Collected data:
*-*-*

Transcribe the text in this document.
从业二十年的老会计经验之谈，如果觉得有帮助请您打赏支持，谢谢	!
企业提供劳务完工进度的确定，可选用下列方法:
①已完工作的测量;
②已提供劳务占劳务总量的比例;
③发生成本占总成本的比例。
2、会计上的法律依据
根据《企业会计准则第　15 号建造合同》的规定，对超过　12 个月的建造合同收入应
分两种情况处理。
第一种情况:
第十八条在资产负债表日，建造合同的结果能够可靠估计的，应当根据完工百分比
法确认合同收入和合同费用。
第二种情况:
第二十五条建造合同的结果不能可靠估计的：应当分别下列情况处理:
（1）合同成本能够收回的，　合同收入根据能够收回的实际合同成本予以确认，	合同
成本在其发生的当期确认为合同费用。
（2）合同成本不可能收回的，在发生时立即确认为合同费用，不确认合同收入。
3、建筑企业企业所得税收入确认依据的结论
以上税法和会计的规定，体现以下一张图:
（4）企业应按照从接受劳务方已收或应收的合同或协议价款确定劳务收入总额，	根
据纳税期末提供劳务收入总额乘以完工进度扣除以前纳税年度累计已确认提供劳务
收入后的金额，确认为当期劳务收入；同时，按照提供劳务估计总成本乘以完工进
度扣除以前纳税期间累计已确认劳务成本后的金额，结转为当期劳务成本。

*-*-*

Instructions for the task:
Return all of the data exactly as it reads.

Result below:
Transcribe the text in this document.
从业二十年的老会计经验之谈，如果觉得有帮助请您打赏支持，谢谢	!
企业提供劳务完工进度的确定，可选用下列方法:
①已完工作的测量;
②已提供劳务占劳务总量的比例;
③发生成本占总成本的比例。
2、会计上的法律依据
根据《企业会计准则第　15 号建造合同》的规定，对超过　12 个月的建造合同收入应
分两种情况处理。
第一种情况:
第十八条在资产负债表日，建造合同的结果能够可靠估计的，应当根据完工百分比
法确认合同收入和合同费用。
第二种情况:
第二十五条建造合同的结果不能可靠估计的：应当分别下列情况处理:
（1）合同成本能够收回的，　合同收入根据能够收回的实际合同成本予以确认，	合同
成本在其发生的当期确认为合同费用。
（2）合同成本不可能收回的，在发生时立即确认为合同费用，不确认合同收入。
3、建筑企业企业所得税收入确认依据的结论
以上税法和会计的规定，体现以下一张图:
（4）企业应按照从接受劳务方已收或应收的合同或协议价款确定劳务收入总额，	根
据纳税期末提供劳务收入总额乘以完工进度扣除以前纳税年度累计已确认提供劳务
收入后的金额，确认为当期劳务收入；同时，按照提供劳务估计总成本乘以完工进
度扣除以前纳税期间累计已确认劳务成本后的金额，结转为当期劳务成本。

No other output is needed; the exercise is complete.